-- Provided information start --

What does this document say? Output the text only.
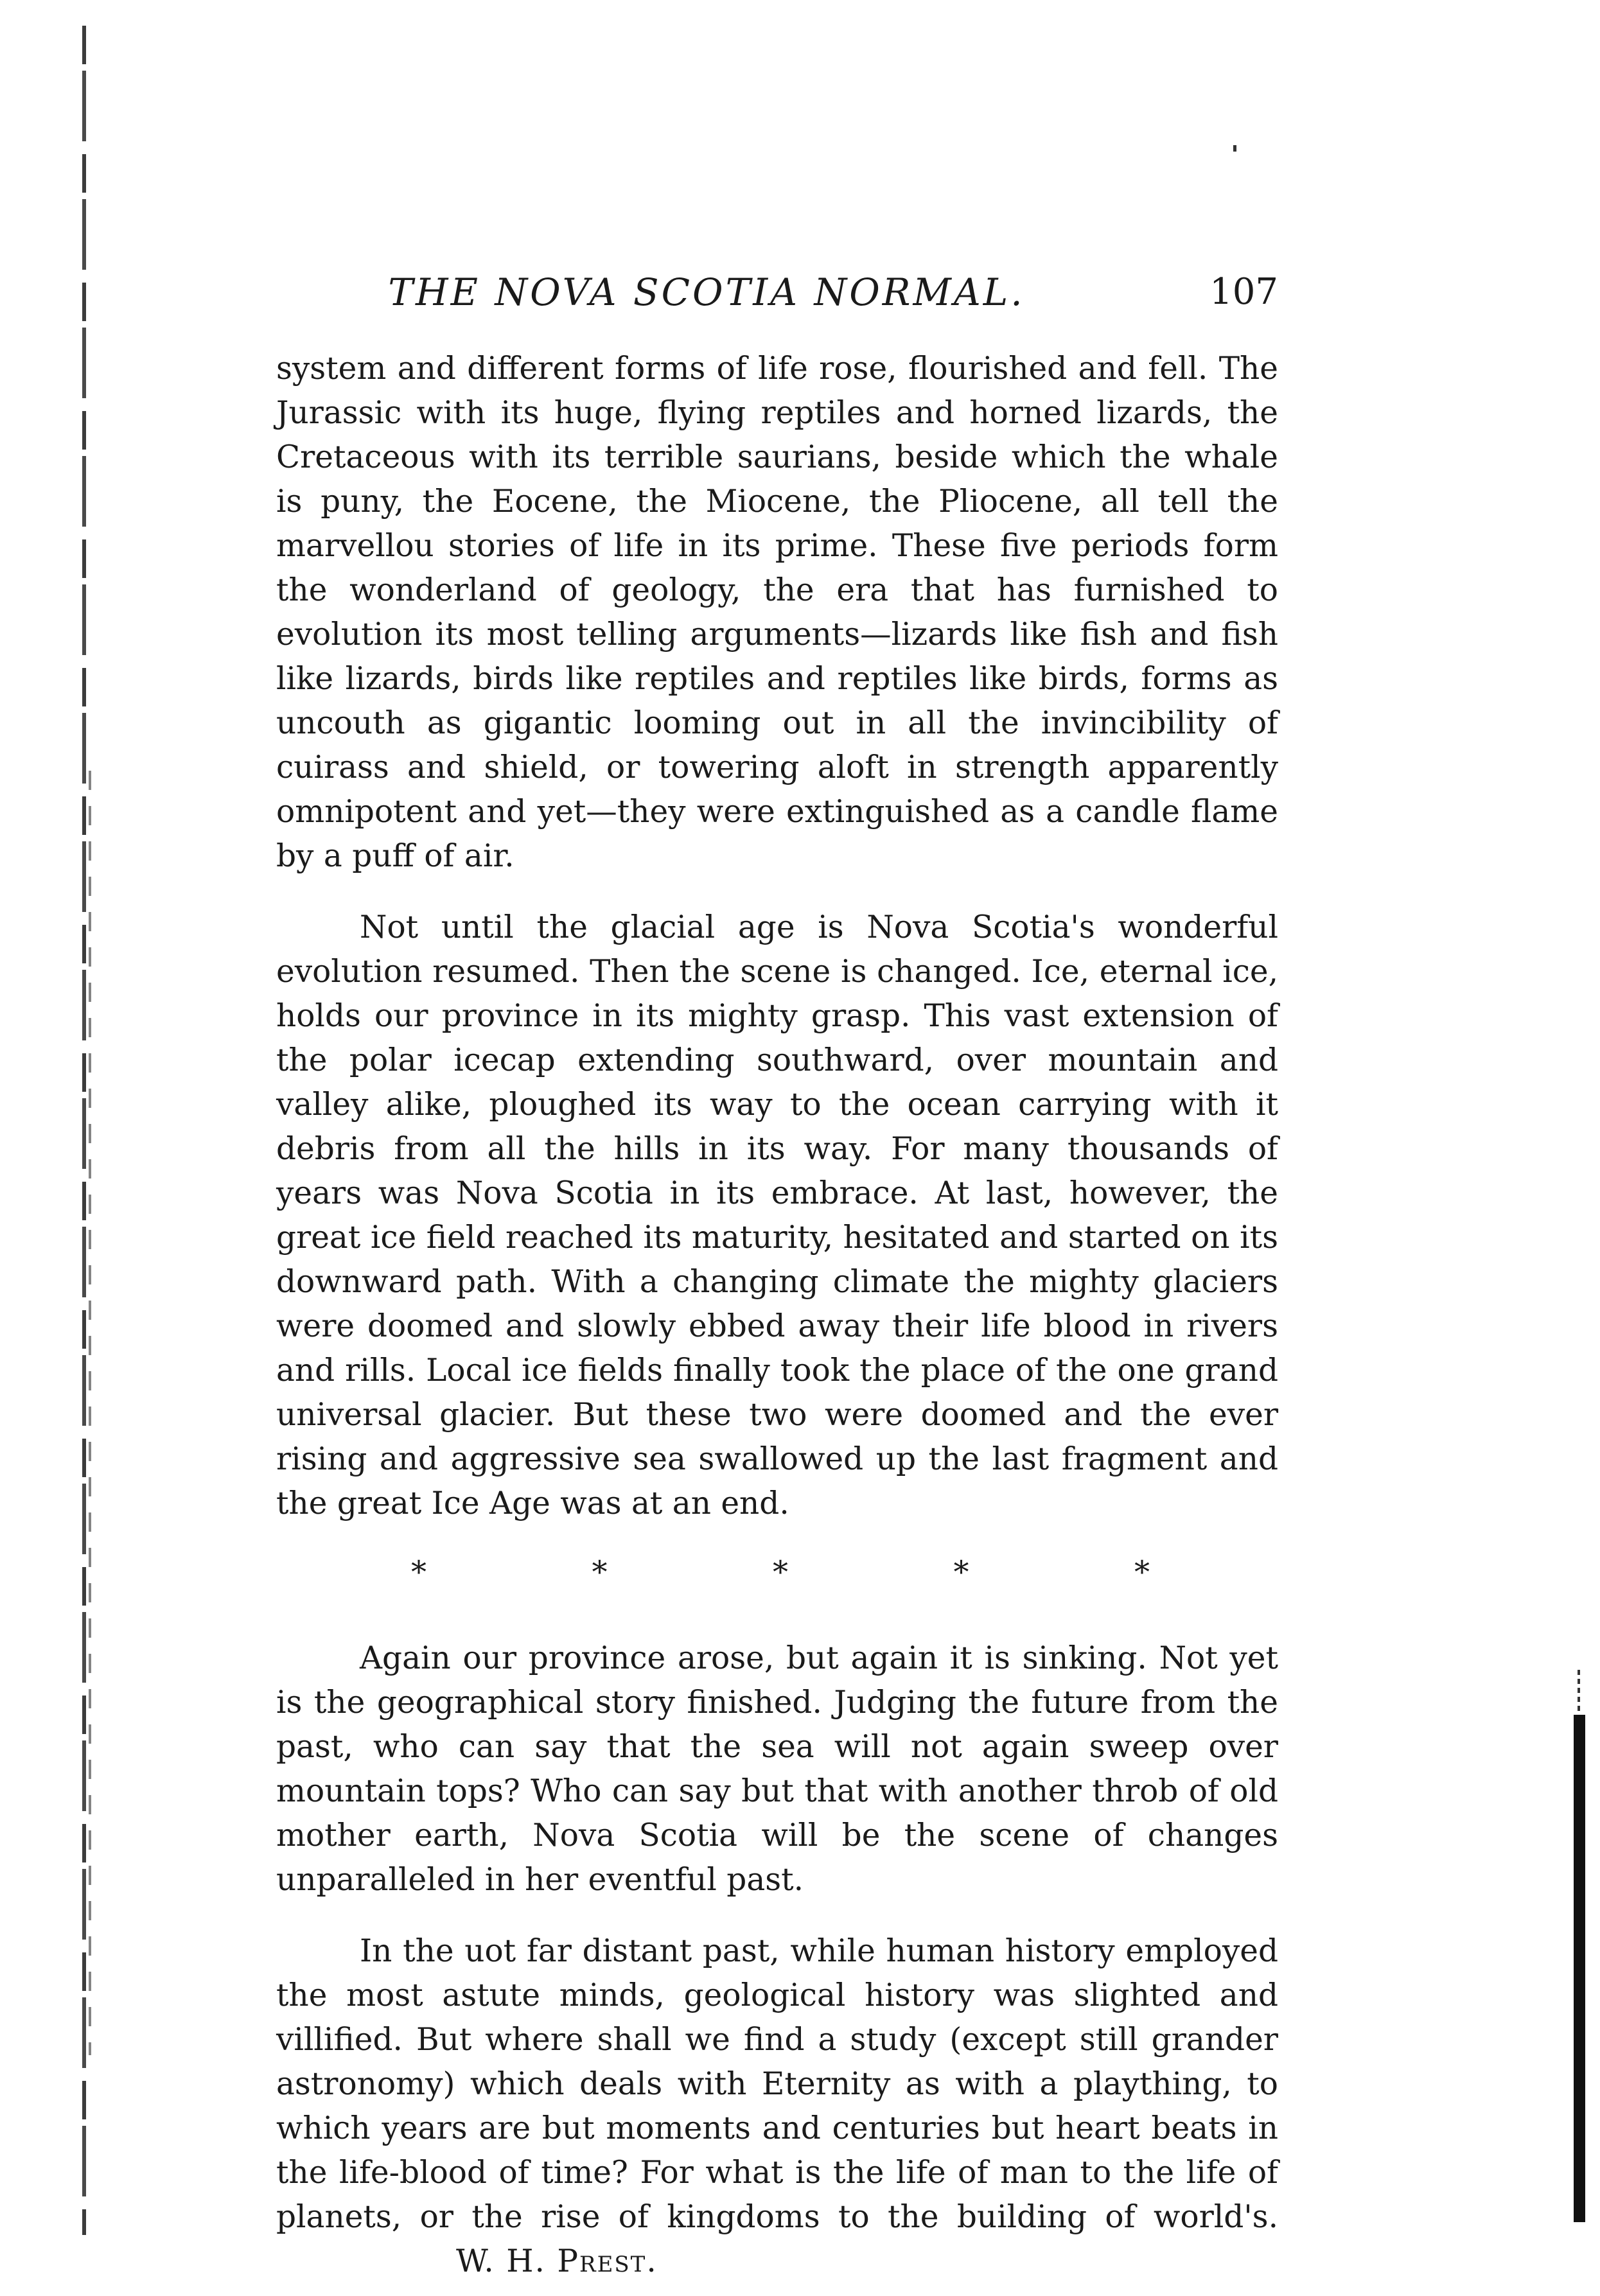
THE NOVA SCOTIA NORMAL.	107

system and different forms of life rose, flourished and fell. The Jurassic with its huge, flying reptiles and horned lizards, the Cretaceous with its terrible saurians, beside which the whale is puny, the Eocene, the Miocene, the Pliocene, all tell the marvellou stories of life in its prime. These five periods form the wonderland of geology, the era that has furnished to evolution its most telling arguments—lizards like fish and fish like lizards, birds like reptiles and reptiles like birds, forms as uncouth as gigantic looming out in all the invincibility of cuirass and shield, or towering aloft in strength apparently omnipotent and yet—they were extinguished as a candle flame by a puff of air.

Not until the glacial age is Nova Scotia's wonderful evolution resumed. Then the scene is changed. Ice, eternal ice, holds our province in its mighty grasp. This vast extension of the polar icecap extending southward, over mountain and valley alike, ploughed its way to the ocean carrying with it debris from all the hills in its way. For many thousands of years was Nova Scotia in its embrace. At last, however, the great ice field reached its maturity, hesitated and started on its downward path. With a changing climate the mighty glaciers were doomed and slowly ebbed away their life blood in rivers and rills. Local ice fields finally took the place of the one grand universal glacier. But these two were doomed and the ever rising and aggressive sea swallowed up the last fragment and the great Ice Age was at an end.

*	*	*	*	*

Again our province arose, but again it is sinking. Not yet is the geographical story finished. Judging the future from the past, who can say that the sea will not again sweep over mountain tops? Who can say but that with another throb of old mother earth, Nova Scotia will be the scene of changes unparalleled in her eventful past.

In the uot far distant past, while human history employed the most astute minds, geological history was slighted and villified. But where shall we find a study (except still grander astronomy) which deals with Eternity as with a plaything, to which years are but moments and centuries but heart beats in the life-blood of time? For what is the life of man to the life of planets, or the rise of kingdoms to the building of world's.W. H. Prest.
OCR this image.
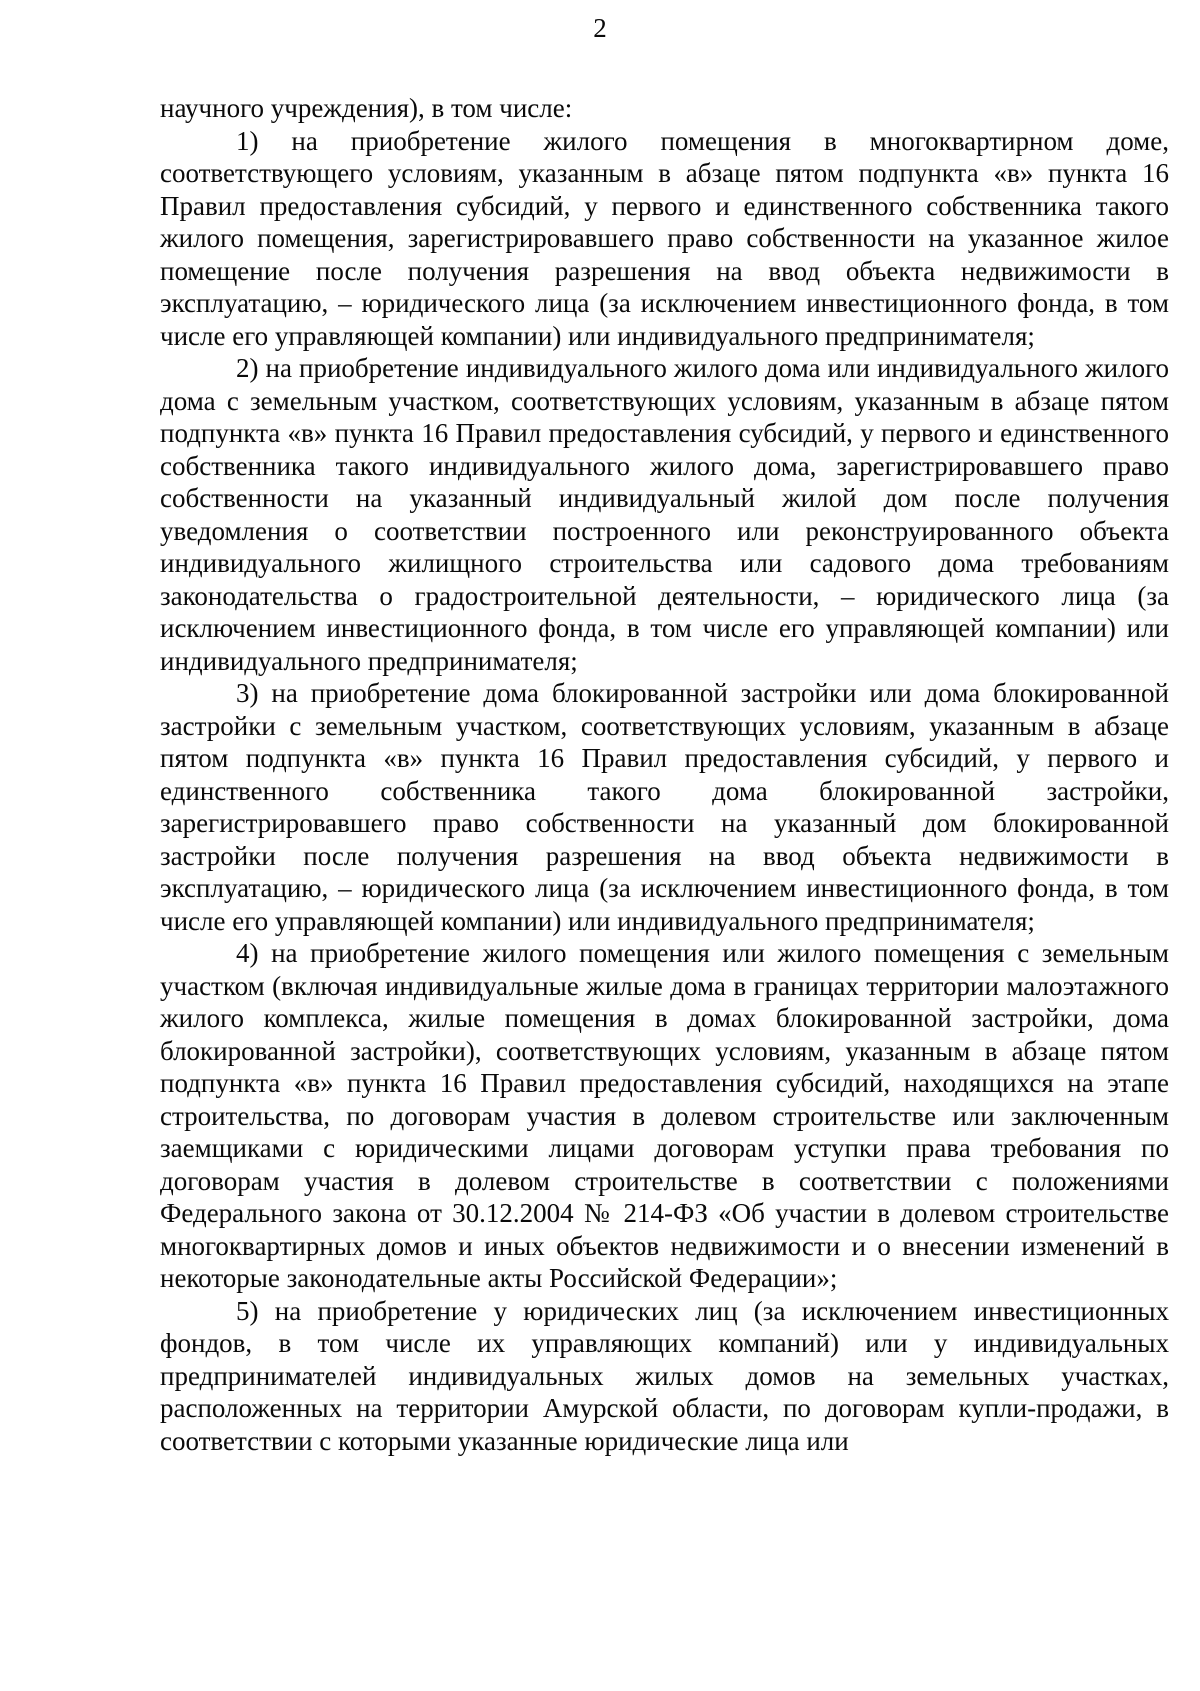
2

научного учреждения), в том числе:

1) на приобретение жилого помещения в многоквартирном доме, соответствующего условиям, указанным в абзаце пятом подпункта «в» пункта 16 Правил предоставления субсидий, у первого и единственного собственника такого жилого помещения, зарегистрировавшего право собственности на указанное жилое помещение после получения разрешения на ввод объекта недвижимости в эксплуатацию, – юридического лица (за исключением инвестиционного фонда, в том числе его управляющей компании) или индивидуального предпринимателя;

2) на приобретение индивидуального жилого дома или индивидуального жилого дома с земельным участком, соответствующих условиям, указанным в абзаце пятом подпункта «в» пункта 16 Правил предоставления субсидий, у первого и единственного собственника такого индивидуального жилого дома, зарегистрировавшего право собственности на указанный индивидуальный жилой дом после получения уведомления о соответствии построенного или реконструированного объекта индивидуального жилищного строительства или садового дома требованиям законодательства о градостроительной деятельности, – юридического лица (за исключением инвестиционного фонда, в том числе его управляющей компании) или индивидуального предпринимателя;

3) на приобретение дома блокированной застройки или дома блокированной застройки с земельным участком, соответствующих условиям, указанным в абзаце пятом подпункта «в» пункта 16 Правил предоставления субсидий, у первого и единственного собственника такого дома блокированной застройки, зарегистрировавшего право собственности на указанный дом блокированной застройки после получения разрешения на ввод объекта недвижимости в эксплуатацию, – юридического лица (за исключением инвестиционного фонда, в том числе его управляющей компании) или индивидуального предпринимателя;

4) на приобретение жилого помещения или жилого помещения с земельным участком (включая индивидуальные жилые дома в границах территории малоэтажного жилого комплекса, жилые помещения в домах блокированной застройки, дома блокированной застройки), соответствующих условиям, указанным в абзаце пятом подпункта «в» пункта 16 Правил предоставления субсидий, находящихся на этапе строительства, по договорам участия в долевом строительстве или заключенным заемщиками с юридическими лицами договорам уступки права требования по договорам участия в долевом строительстве в соответствии с положениями Федерального закона от 30.12.2004 № 214-ФЗ «Об участии в долевом строительстве многоквартирных домов и иных объектов недвижимости и о внесении изменений в некоторые законодательные акты Российской Федерации»;

5) на приобретение у юридических лиц (за исключением инвестиционных фондов, в том числе их управляющих компаний) или у индивидуальных предпринимателей индивидуальных жилых домов на земельных участках, расположенных на территории Амурской области, по договорам купли-продажи, в соответствии с которыми указанные юридические лица или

-- Provided information end --

### Requirement
Copy the records above exactly, leaving out every picture.

### Result for this exercise
What does this document say? Output the text only.
THE NOVA SCOTIA NORMAL.	107

system and different forms of life rose, flourished and fell. The Jurassic with its huge, flying reptiles and horned lizards, the Cretaceous with its terrible saurians, beside which the whale is puny, the Eocene, the Miocene, the Pliocene, all tell the marvellou stories of life in its prime. These five periods form the wonderland of geology, the era that has furnished to evolution its most telling arguments—lizards like fish and fish like lizards, birds like reptiles and reptiles like birds, forms as uncouth as gigantic looming out in all the invincibility of cuirass and shield, or towering aloft in strength apparently omnipotent and yet—they were extinguished as a candle flame by a puff of air.

Not until the glacial age is Nova Scotia's wonderful evolution resumed. Then the scene is changed. Ice, eternal ice, holds our province in its mighty grasp. This vast extension of the polar icecap extending southward, over mountain and valley alike, ploughed its way to the ocean carrying with it debris from all the hills in its way. For many thousands of years was Nova Scotia in its embrace. At last, however, the great ice field reached its maturity, hesitated and started on its downward path. With a changing climate the mighty glaciers were doomed and slowly ebbed away their life blood in rivers and rills. Local ice fields finally took the place of the one grand universal glacier. But these two were doomed and the ever rising and aggressive sea swallowed up the last fragment and the great Ice Age was at an end.

*	*	*	*	*

Again our province arose, but again it is sinking. Not yet is the geographical story finished. Judging the future from the past, who can say that the sea will not again sweep over mountain tops? Who can say but that with another throb of old mother earth, Nova Scotia will be the scene of changes unparalleled in her eventful past.

In the uot far distant past, while human history employed the most astute minds, geological history was slighted and villified. But where shall we find a study (except still grander astronomy) which deals with Eternity as with a plaything, to which years are but moments and centuries but heart beats in the life-blood of time? For what is the life of man to the life of planets, or the rise of kingdoms to the building of world's.W. H. Prest.
OCR this image.
2

научного учреждения), в том числе:

1) на приобретение жилого помещения в многоквартирном доме, соответствующего условиям, указанным в абзаце пятом подпункта «в» пункта 16 Правил предоставления субсидий, у первого и единственного собственника такого жилого помещения, зарегистрировавшего право собственности на указанное жилое помещение после получения разрешения на ввод объекта недвижимости в эксплуатацию, – юридического лица (за исключением инвестиционного фонда, в том числе его управляющей компании) или индивидуального предпринимателя;

2) на приобретение индивидуального жилого дома или индивидуального жилого дома с земельным участком, соответствующих условиям, указанным в абзаце пятом подпункта «в» пункта 16 Правил предоставления субсидий, у первого и единственного собственника такого индивидуального жилого дома, зарегистрировавшего право собственности на указанный индивидуальный жилой дом после получения уведомления о соответствии построенного или реконструированного объекта индивидуального жилищного строительства или садового дома требованиям законодательства о градостроительной деятельности, – юридического лица (за исключением инвестиционного фонда, в том числе его управляющей компании) или индивидуального предпринимателя;

3) на приобретение дома блокированной застройки или дома блокированной застройки с земельным участком, соответствующих условиям, указанным в абзаце пятом подпункта «в» пункта 16 Правил предоставления субсидий, у первого и единственного собственника такого дома блокированной застройки, зарегистрировавшего право собственности на указанный дом блокированной застройки после получения разрешения на ввод объекта недвижимости в эксплуатацию, – юридического лица (за исключением инвестиционного фонда, в том числе его управляющей компании) или индивидуального предпринимателя;

4) на приобретение жилого помещения или жилого помещения с земельным участком (включая индивидуальные жилые дома в границах территории малоэтажного жилого комплекса, жилые помещения в домах блокированной застройки, дома блокированной застройки), соответствующих условиям, указанным в абзаце пятом подпункта «в» пункта 16 Правил предоставления субсидий, находящихся на этапе строительства, по договорам участия в долевом строительстве или заключенным заемщиками с юридическими лицами договорам уступки права требования по договорам участия в долевом строительстве в соответствии с положениями Федерального закона от 30.12.2004 № 214-ФЗ «Об участии в долевом строительстве многоквартирных домов и иных объектов недвижимости и о внесении изменений в некоторые законодательные акты Российской Федерации»;

5) на приобретение у юридических лиц (за исключением инвестиционных фондов, в том числе их управляющих компаний) или у индивидуальных предпринимателей индивидуальных жилых домов на земельных участках, расположенных на территории Амурской области, по договорам купли-продажи, в соответствии с которыми указанные юридические лица или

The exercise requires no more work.